§ **WHAT THE TASK REQUIRES**
Locate the string "Adanet" in the listing below. Copy every line where it is found.

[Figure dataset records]
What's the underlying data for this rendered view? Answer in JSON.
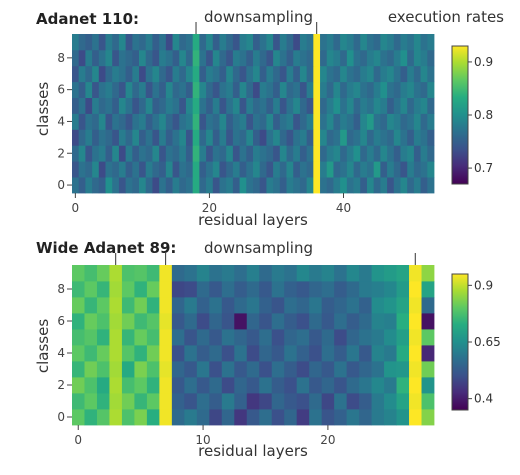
{
  "chart_data": [
    {
      "type": "heatmap",
      "title": "Adanet 110:",
      "annotations": [
        "downsampling",
        "execution rates"
      ],
      "xlabel": "residual layers",
      "ylabel": "classes",
      "n_cols": 54,
      "n_rows": 10,
      "x_ticks": [
        0,
        20,
        40
      ],
      "y_ticks": [
        0,
        2,
        4,
        6,
        8
      ],
      "downsampling_layers": [
        18,
        36
      ],
      "colorscale": "viridis",
      "zmin": 0.67,
      "zmax": 0.93,
      "colorbar_ticks": [
        0.9,
        0.8,
        0.7
      ],
      "values": [
        [
          0.77,
          0.75,
          0.78,
          0.76,
          0.75,
          0.8,
          0.77,
          0.74,
          0.77,
          0.76,
          0.79,
          0.76,
          0.73,
          0.77,
          0.75,
          0.78,
          0.76,
          0.77,
          0.83,
          0.76,
          0.78,
          0.74,
          0.77,
          0.78,
          0.75,
          0.8,
          0.77,
          0.76,
          0.74,
          0.78,
          0.77,
          0.75,
          0.78,
          0.77,
          0.76,
          0.79,
          0.93,
          0.77,
          0.76,
          0.78,
          0.8,
          0.77,
          0.78,
          0.75,
          0.79,
          0.76,
          0.78,
          0.74,
          0.77,
          0.79,
          0.76,
          0.78,
          0.75,
          0.77
        ],
        [
          0.74,
          0.77,
          0.76,
          0.79,
          0.73,
          0.77,
          0.76,
          0.78,
          0.75,
          0.77,
          0.74,
          0.78,
          0.76,
          0.75,
          0.79,
          0.74,
          0.77,
          0.76,
          0.83,
          0.75,
          0.77,
          0.79,
          0.74,
          0.76,
          0.78,
          0.75,
          0.77,
          0.79,
          0.76,
          0.74,
          0.78,
          0.76,
          0.79,
          0.75,
          0.77,
          0.76,
          0.93,
          0.78,
          0.81,
          0.76,
          0.77,
          0.79,
          0.76,
          0.78,
          0.77,
          0.81,
          0.75,
          0.78,
          0.76,
          0.74,
          0.78,
          0.76,
          0.77,
          0.79
        ],
        [
          0.76,
          0.79,
          0.74,
          0.77,
          0.78,
          0.75,
          0.79,
          0.73,
          0.78,
          0.75,
          0.77,
          0.76,
          0.79,
          0.74,
          0.77,
          0.76,
          0.78,
          0.75,
          0.84,
          0.78,
          0.74,
          0.77,
          0.76,
          0.79,
          0.74,
          0.77,
          0.75,
          0.78,
          0.77,
          0.76,
          0.74,
          0.79,
          0.76,
          0.78,
          0.75,
          0.77,
          0.93,
          0.76,
          0.78,
          0.79,
          0.76,
          0.78,
          0.8,
          0.76,
          0.78,
          0.76,
          0.79,
          0.77,
          0.75,
          0.78,
          0.79,
          0.75,
          0.78,
          0.76
        ],
        [
          0.73,
          0.76,
          0.78,
          0.75,
          0.77,
          0.76,
          0.74,
          0.78,
          0.76,
          0.79,
          0.75,
          0.77,
          0.74,
          0.78,
          0.75,
          0.77,
          0.79,
          0.74,
          0.83,
          0.76,
          0.79,
          0.75,
          0.78,
          0.74,
          0.77,
          0.76,
          0.79,
          0.75,
          0.73,
          0.77,
          0.79,
          0.76,
          0.74,
          0.77,
          0.78,
          0.75,
          0.93,
          0.79,
          0.76,
          0.77,
          0.81,
          0.76,
          0.77,
          0.79,
          0.76,
          0.78,
          0.77,
          0.76,
          0.79,
          0.77,
          0.75,
          0.78,
          0.77,
          0.75
        ],
        [
          0.78,
          0.74,
          0.77,
          0.76,
          0.79,
          0.74,
          0.77,
          0.76,
          0.74,
          0.77,
          0.78,
          0.75,
          0.77,
          0.79,
          0.76,
          0.74,
          0.77,
          0.78,
          0.84,
          0.74,
          0.77,
          0.76,
          0.79,
          0.75,
          0.77,
          0.78,
          0.74,
          0.77,
          0.76,
          0.79,
          0.75,
          0.77,
          0.78,
          0.74,
          0.76,
          0.78,
          0.93,
          0.77,
          0.79,
          0.76,
          0.78,
          0.77,
          0.75,
          0.79,
          0.81,
          0.77,
          0.76,
          0.79,
          0.78,
          0.76,
          0.77,
          0.79,
          0.76,
          0.78
        ],
        [
          0.75,
          0.77,
          0.73,
          0.78,
          0.76,
          0.77,
          0.75,
          0.79,
          0.77,
          0.74,
          0.76,
          0.79,
          0.75,
          0.76,
          0.78,
          0.77,
          0.74,
          0.79,
          0.83,
          0.77,
          0.75,
          0.78,
          0.74,
          0.77,
          0.79,
          0.74,
          0.78,
          0.76,
          0.77,
          0.75,
          0.78,
          0.74,
          0.77,
          0.79,
          0.76,
          0.74,
          0.93,
          0.76,
          0.78,
          0.8,
          0.77,
          0.79,
          0.76,
          0.78,
          0.77,
          0.79,
          0.78,
          0.75,
          0.77,
          0.79,
          0.76,
          0.78,
          0.79,
          0.76
        ],
        [
          0.77,
          0.75,
          0.79,
          0.74,
          0.77,
          0.78,
          0.76,
          0.74,
          0.79,
          0.76,
          0.78,
          0.74,
          0.77,
          0.75,
          0.79,
          0.76,
          0.77,
          0.75,
          0.84,
          0.79,
          0.76,
          0.74,
          0.77,
          0.78,
          0.75,
          0.79,
          0.76,
          0.73,
          0.78,
          0.77,
          0.75,
          0.79,
          0.76,
          0.77,
          0.74,
          0.78,
          0.93,
          0.78,
          0.76,
          0.79,
          0.76,
          0.78,
          0.79,
          0.77,
          0.76,
          0.78,
          0.8,
          0.77,
          0.76,
          0.78,
          0.79,
          0.77,
          0.76,
          0.79
        ],
        [
          0.74,
          0.78,
          0.76,
          0.79,
          0.73,
          0.76,
          0.78,
          0.77,
          0.75,
          0.78,
          0.73,
          0.77,
          0.79,
          0.76,
          0.74,
          0.78,
          0.76,
          0.79,
          0.83,
          0.75,
          0.78,
          0.77,
          0.75,
          0.79,
          0.76,
          0.74,
          0.77,
          0.79,
          0.75,
          0.78,
          0.76,
          0.74,
          0.78,
          0.75,
          0.79,
          0.76,
          0.93,
          0.79,
          0.77,
          0.76,
          0.79,
          0.77,
          0.76,
          0.78,
          0.79,
          0.76,
          0.78,
          0.79,
          0.77,
          0.75,
          0.78,
          0.76,
          0.79,
          0.77
        ],
        [
          0.76,
          0.73,
          0.78,
          0.75,
          0.77,
          0.79,
          0.74,
          0.77,
          0.76,
          0.75,
          0.79,
          0.76,
          0.74,
          0.78,
          0.77,
          0.75,
          0.79,
          0.76,
          0.84,
          0.77,
          0.74,
          0.79,
          0.76,
          0.74,
          0.78,
          0.77,
          0.75,
          0.78,
          0.76,
          0.74,
          0.79,
          0.77,
          0.75,
          0.78,
          0.77,
          0.76,
          0.93,
          0.76,
          0.79,
          0.78,
          0.76,
          0.8,
          0.77,
          0.76,
          0.78,
          0.79,
          0.77,
          0.76,
          0.78,
          0.8,
          0.76,
          0.79,
          0.78,
          0.76
        ],
        [
          0.78,
          0.76,
          0.75,
          0.77,
          0.74,
          0.78,
          0.76,
          0.79,
          0.74,
          0.77,
          0.76,
          0.78,
          0.75,
          0.77,
          0.73,
          0.79,
          0.76,
          0.77,
          0.83,
          0.76,
          0.79,
          0.75,
          0.78,
          0.76,
          0.74,
          0.78,
          0.79,
          0.75,
          0.77,
          0.79,
          0.74,
          0.78,
          0.76,
          0.73,
          0.78,
          0.77,
          0.93,
          0.77,
          0.78,
          0.76,
          0.79,
          0.78,
          0.76,
          0.79,
          0.77,
          0.76,
          0.79,
          0.78,
          0.76,
          0.78,
          0.77,
          0.79,
          0.77,
          0.78
        ]
      ]
    },
    {
      "type": "heatmap",
      "title": "Wide Adanet 89:",
      "annotations": [
        "downsampling"
      ],
      "xlabel": "residual layers",
      "ylabel": "classes",
      "n_cols": 29,
      "n_rows": 10,
      "x_ticks": [
        0,
        10,
        20
      ],
      "y_ticks": [
        0,
        2,
        4,
        6,
        8
      ],
      "downsampling_layers": [
        3,
        7,
        27
      ],
      "colorscale": "viridis",
      "zmin": 0.35,
      "zmax": 0.95,
      "colorbar_ticks": [
        0.9,
        0.65,
        0.4
      ],
      "values": [
        [
          0.8,
          0.74,
          0.79,
          0.88,
          0.78,
          0.83,
          0.73,
          0.94,
          0.56,
          0.6,
          0.56,
          0.48,
          0.55,
          0.45,
          0.52,
          0.57,
          0.5,
          0.55,
          0.46,
          0.58,
          0.51,
          0.54,
          0.59,
          0.55,
          0.6,
          0.62,
          0.66,
          0.95,
          0.84
        ],
        [
          0.76,
          0.8,
          0.74,
          0.87,
          0.82,
          0.75,
          0.8,
          0.94,
          0.54,
          0.51,
          0.57,
          0.53,
          0.6,
          0.54,
          0.45,
          0.48,
          0.55,
          0.52,
          0.5,
          0.56,
          0.48,
          0.58,
          0.49,
          0.53,
          0.6,
          0.64,
          0.7,
          0.94,
          0.78
        ],
        [
          0.82,
          0.78,
          0.72,
          0.88,
          0.77,
          0.8,
          0.74,
          0.94,
          0.52,
          0.57,
          0.52,
          0.56,
          0.49,
          0.55,
          0.52,
          0.58,
          0.53,
          0.5,
          0.58,
          0.52,
          0.55,
          0.51,
          0.56,
          0.59,
          0.63,
          0.6,
          0.74,
          0.95,
          0.66
        ],
        [
          0.75,
          0.82,
          0.78,
          0.87,
          0.72,
          0.83,
          0.78,
          0.93,
          0.55,
          0.52,
          0.59,
          0.5,
          0.58,
          0.52,
          0.56,
          0.5,
          0.57,
          0.53,
          0.49,
          0.55,
          0.52,
          0.58,
          0.52,
          0.55,
          0.58,
          0.66,
          0.67,
          0.94,
          0.82
        ],
        [
          0.8,
          0.76,
          0.81,
          0.88,
          0.79,
          0.74,
          0.82,
          0.94,
          0.5,
          0.58,
          0.53,
          0.56,
          0.5,
          0.58,
          0.49,
          0.55,
          0.52,
          0.58,
          0.54,
          0.5,
          0.57,
          0.53,
          0.59,
          0.52,
          0.62,
          0.6,
          0.72,
          0.95,
          0.42
        ],
        [
          0.77,
          0.79,
          0.74,
          0.88,
          0.75,
          0.81,
          0.77,
          0.94,
          0.57,
          0.51,
          0.56,
          0.52,
          0.58,
          0.55,
          0.52,
          0.57,
          0.5,
          0.55,
          0.57,
          0.52,
          0.56,
          0.49,
          0.55,
          0.58,
          0.6,
          0.64,
          0.69,
          0.94,
          0.8
        ],
        [
          0.74,
          0.81,
          0.78,
          0.87,
          0.82,
          0.76,
          0.79,
          0.93,
          0.52,
          0.56,
          0.49,
          0.55,
          0.51,
          0.38,
          0.55,
          0.51,
          0.57,
          0.53,
          0.5,
          0.56,
          0.52,
          0.57,
          0.53,
          0.56,
          0.62,
          0.61,
          0.73,
          0.95,
          0.38
        ],
        [
          0.81,
          0.75,
          0.8,
          0.88,
          0.76,
          0.82,
          0.74,
          0.94,
          0.55,
          0.6,
          0.54,
          0.58,
          0.52,
          0.56,
          0.59,
          0.54,
          0.51,
          0.57,
          0.55,
          0.59,
          0.53,
          0.55,
          0.58,
          0.54,
          0.64,
          0.66,
          0.7,
          0.94,
          0.56
        ],
        [
          0.76,
          0.8,
          0.75,
          0.87,
          0.8,
          0.74,
          0.81,
          0.94,
          0.48,
          0.49,
          0.56,
          0.52,
          0.57,
          0.53,
          0.56,
          0.52,
          0.58,
          0.54,
          0.52,
          0.55,
          0.57,
          0.53,
          0.56,
          0.6,
          0.61,
          0.63,
          0.68,
          0.95,
          0.7
        ],
        [
          0.8,
          0.77,
          0.81,
          0.88,
          0.78,
          0.79,
          0.76,
          0.94,
          0.56,
          0.58,
          0.62,
          0.58,
          0.6,
          0.57,
          0.61,
          0.56,
          0.6,
          0.58,
          0.63,
          0.6,
          0.62,
          0.58,
          0.63,
          0.6,
          0.66,
          0.68,
          0.7,
          0.94,
          0.85
        ]
      ]
    }
  ]
}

§ **RESULT FOR THIS EXERCISE**
      "title": "Adanet 110:",
      "title": "Wide Adanet 89:",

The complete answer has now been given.